Lines of data
---------------

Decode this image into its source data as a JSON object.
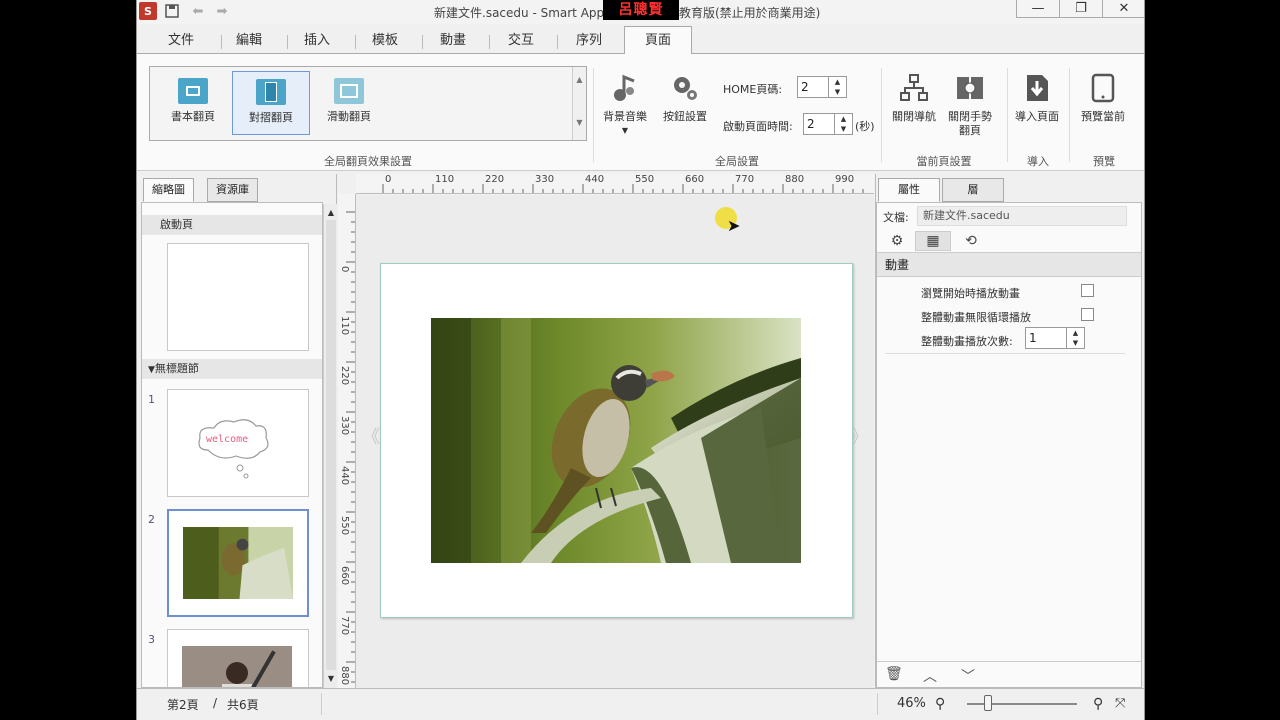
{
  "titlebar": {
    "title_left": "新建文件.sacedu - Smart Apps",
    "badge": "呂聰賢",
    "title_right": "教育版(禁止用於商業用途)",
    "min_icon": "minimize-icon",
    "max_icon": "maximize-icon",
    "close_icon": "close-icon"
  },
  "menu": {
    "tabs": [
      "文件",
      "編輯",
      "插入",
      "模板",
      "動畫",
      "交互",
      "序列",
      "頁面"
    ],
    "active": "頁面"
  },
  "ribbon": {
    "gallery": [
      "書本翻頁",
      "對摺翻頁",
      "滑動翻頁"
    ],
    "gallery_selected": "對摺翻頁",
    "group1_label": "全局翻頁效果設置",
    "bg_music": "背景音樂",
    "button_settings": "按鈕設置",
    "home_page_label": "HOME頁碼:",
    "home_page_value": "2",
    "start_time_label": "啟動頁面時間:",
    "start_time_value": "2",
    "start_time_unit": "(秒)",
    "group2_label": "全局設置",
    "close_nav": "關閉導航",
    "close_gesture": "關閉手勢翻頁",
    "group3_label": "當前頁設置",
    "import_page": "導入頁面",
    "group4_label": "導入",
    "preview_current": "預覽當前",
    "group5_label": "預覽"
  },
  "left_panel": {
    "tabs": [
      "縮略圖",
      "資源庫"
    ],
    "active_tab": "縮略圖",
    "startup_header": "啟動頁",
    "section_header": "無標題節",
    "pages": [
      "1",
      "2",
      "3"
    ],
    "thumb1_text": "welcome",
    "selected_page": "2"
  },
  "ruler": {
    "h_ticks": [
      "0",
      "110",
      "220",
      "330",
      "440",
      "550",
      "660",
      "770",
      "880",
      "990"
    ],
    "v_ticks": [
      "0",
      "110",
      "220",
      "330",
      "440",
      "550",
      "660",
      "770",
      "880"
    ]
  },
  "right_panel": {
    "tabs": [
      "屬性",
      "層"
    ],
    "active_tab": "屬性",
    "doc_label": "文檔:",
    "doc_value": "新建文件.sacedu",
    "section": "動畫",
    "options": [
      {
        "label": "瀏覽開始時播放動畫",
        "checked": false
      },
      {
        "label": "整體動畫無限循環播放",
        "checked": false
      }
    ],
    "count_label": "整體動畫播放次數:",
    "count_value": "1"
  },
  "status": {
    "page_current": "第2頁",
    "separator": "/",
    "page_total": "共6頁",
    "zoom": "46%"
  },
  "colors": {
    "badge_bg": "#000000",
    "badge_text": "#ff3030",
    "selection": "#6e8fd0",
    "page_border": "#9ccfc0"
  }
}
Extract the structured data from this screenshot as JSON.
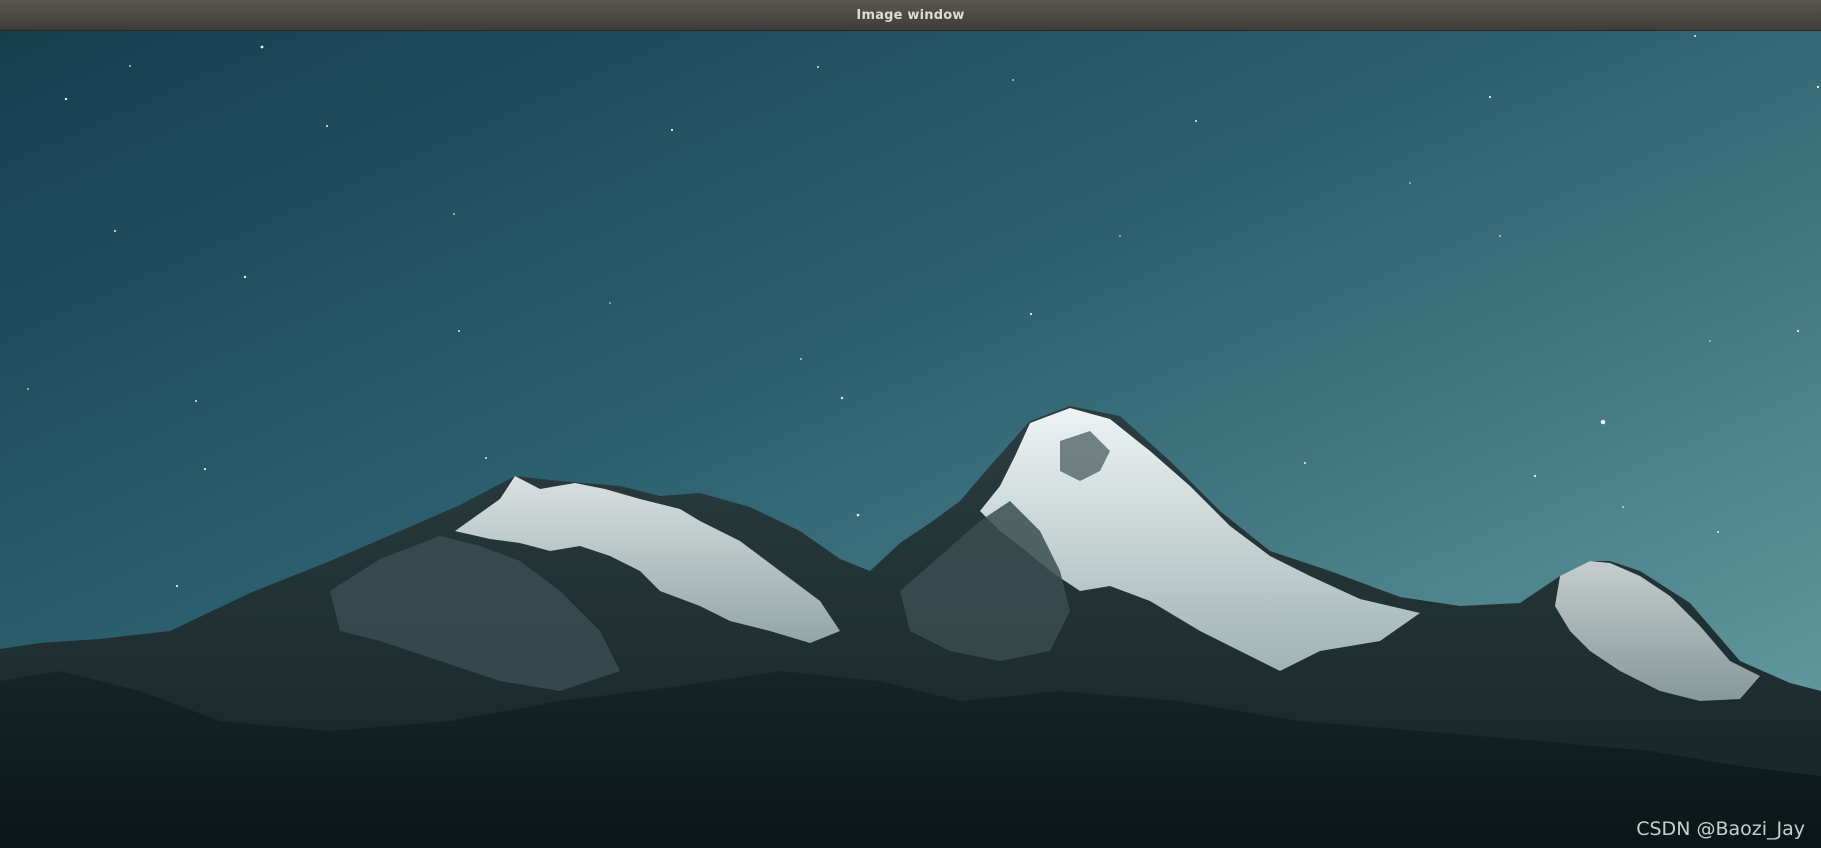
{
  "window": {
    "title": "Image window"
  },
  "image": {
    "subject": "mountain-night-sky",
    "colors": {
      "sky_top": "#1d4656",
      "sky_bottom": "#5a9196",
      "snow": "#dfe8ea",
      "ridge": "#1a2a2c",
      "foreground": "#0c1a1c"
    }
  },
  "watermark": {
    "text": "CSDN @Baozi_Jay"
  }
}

---------------

◆ **REQUIRED TASK**: Retype the whole listing exactly and leave the pictures out.

◆ **RESULT**:
Decode this image into its source data as a JSON object.
{
  "titlebar": {
    "title_left": "新建文件.sacedu - Smart Apps",
    "badge": "呂聰賢",
    "title_right": "教育版(禁止用於商業用途)",
    "min_icon": "minimize-icon",
    "max_icon": "maximize-icon",
    "close_icon": "close-icon"
  },
  "menu": {
    "tabs": [
      "文件",
      "編輯",
      "插入",
      "模板",
      "動畫",
      "交互",
      "序列",
      "頁面"
    ],
    "active": "頁面"
  },
  "ribbon": {
    "gallery": [
      "書本翻頁",
      "對摺翻頁",
      "滑動翻頁"
    ],
    "gallery_selected": "對摺翻頁",
    "group1_label": "全局翻頁效果設置",
    "bg_music": "背景音樂",
    "button_settings": "按鈕設置",
    "home_page_label": "HOME頁碼:",
    "home_page_value": "2",
    "start_time_label": "啟動頁面時間:",
    "start_time_value": "2",
    "start_time_unit": "(秒)",
    "group2_label": "全局設置",
    "close_nav": "關閉導航",
    "close_gesture": "關閉手勢翻頁",
    "group3_label": "當前頁設置",
    "import_page": "導入頁面",
    "group4_label": "導入",
    "preview_current": "預覽當前",
    "group5_label": "預覽"
  },
  "left_panel": {
    "tabs": [
      "縮略圖",
      "資源庫"
    ],
    "active_tab": "縮略圖",
    "startup_header": "啟動頁",
    "section_header": "無標題節",
    "pages": [
      "1",
      "2",
      "3"
    ],
    "thumb1_text": "welcome",
    "selected_page": "2"
  },
  "ruler": {
    "h_ticks": [
      "0",
      "110",
      "220",
      "330",
      "440",
      "550",
      "660",
      "770",
      "880",
      "990"
    ],
    "v_ticks": [
      "0",
      "110",
      "220",
      "330",
      "440",
      "550",
      "660",
      "770",
      "880"
    ]
  },
  "right_panel": {
    "tabs": [
      "屬性",
      "層"
    ],
    "active_tab": "屬性",
    "doc_label": "文檔:",
    "doc_value": "新建文件.sacedu",
    "section": "動畫",
    "options": [
      {
        "label": "瀏覽開始時播放動畫",
        "checked": false
      },
      {
        "label": "整體動畫無限循環播放",
        "checked": false
      }
    ],
    "count_label": "整體動畫播放次數:",
    "count_value": "1"
  },
  "status": {
    "page_current": "第2頁",
    "separator": "/",
    "page_total": "共6頁",
    "zoom": "46%"
  },
  "colors": {
    "badge_bg": "#000000",
    "badge_text": "#ff3030",
    "selection": "#6e8fd0",
    "page_border": "#9ccfc0"
  }
}
Extract the structured data from this screenshot as JSON.
{
  "window": {
    "title": "Image window"
  },
  "image": {
    "subject": "mountain-night-sky",
    "colors": {
      "sky_top": "#1d4656",
      "sky_bottom": "#5a9196",
      "snow": "#dfe8ea",
      "ridge": "#1a2a2c",
      "foreground": "#0c1a1c"
    }
  },
  "watermark": {
    "text": "CSDN @Baozi_Jay"
  }
}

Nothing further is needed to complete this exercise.